Your goal
Print the records below exactly as they appear.

Data extracted from a collection

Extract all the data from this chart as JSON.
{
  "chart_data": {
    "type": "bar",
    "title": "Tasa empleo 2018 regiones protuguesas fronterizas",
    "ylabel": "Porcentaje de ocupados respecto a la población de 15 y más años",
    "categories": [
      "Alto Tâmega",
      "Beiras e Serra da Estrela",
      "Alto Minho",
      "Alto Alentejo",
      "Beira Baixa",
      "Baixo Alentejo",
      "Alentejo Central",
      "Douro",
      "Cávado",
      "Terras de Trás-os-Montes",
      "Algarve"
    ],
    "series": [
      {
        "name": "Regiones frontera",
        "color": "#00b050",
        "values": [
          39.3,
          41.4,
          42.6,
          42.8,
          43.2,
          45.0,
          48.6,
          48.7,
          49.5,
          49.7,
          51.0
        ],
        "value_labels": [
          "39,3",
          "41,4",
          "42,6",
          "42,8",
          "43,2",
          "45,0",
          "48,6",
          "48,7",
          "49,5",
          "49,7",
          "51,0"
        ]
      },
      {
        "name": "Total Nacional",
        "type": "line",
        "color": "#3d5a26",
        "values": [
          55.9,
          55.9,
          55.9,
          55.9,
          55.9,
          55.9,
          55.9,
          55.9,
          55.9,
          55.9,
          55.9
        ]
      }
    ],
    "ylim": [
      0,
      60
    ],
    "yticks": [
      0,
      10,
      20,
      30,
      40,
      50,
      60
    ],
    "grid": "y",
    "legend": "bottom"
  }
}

Answer for the task
Extract all the data from this chart as JSON.
{
  "chart_data": {
    "type": "bar",
    "title": "Tasa empleo 2018 regiones protuguesas fronterizas",
    "ylabel": "Porcentaje de ocupados respecto a la población de 15 y más años",
    "categories": [
      "Alto Tâmega",
      "Beiras e Serra da Estrela",
      "Alto Minho",
      "Alto Alentejo",
      "Beira Baixa",
      "Baixo Alentejo",
      "Alentejo Central",
      "Douro",
      "Cávado",
      "Terras de Trás-os-Montes",
      "Algarve"
    ],
    "series": [
      {
        "name": "Regiones frontera",
        "color": "#00b050",
        "values": [
          39.3,
          41.4,
          42.6,
          42.8,
          43.2,
          45.0,
          48.6,
          48.7,
          49.5,
          49.7,
          51.0
        ],
        "value_labels": [
          "39,3",
          "41,4",
          "42,6",
          "42,8",
          "43,2",
          "45,0",
          "48,6",
          "48,7",
          "49,5",
          "49,7",
          "51,0"
        ]
      },
      {
        "name": "Total Nacional",
        "type": "line",
        "color": "#3d5a26",
        "values": [
          55.9,
          55.9,
          55.9,
          55.9,
          55.9,
          55.9,
          55.9,
          55.9,
          55.9,
          55.9,
          55.9
        ]
      }
    ],
    "ylim": [
      0,
      60
    ],
    "yticks": [
      0,
      10,
      20,
      30,
      40,
      50,
      60
    ],
    "grid": "y",
    "legend": "bottom"
  }
}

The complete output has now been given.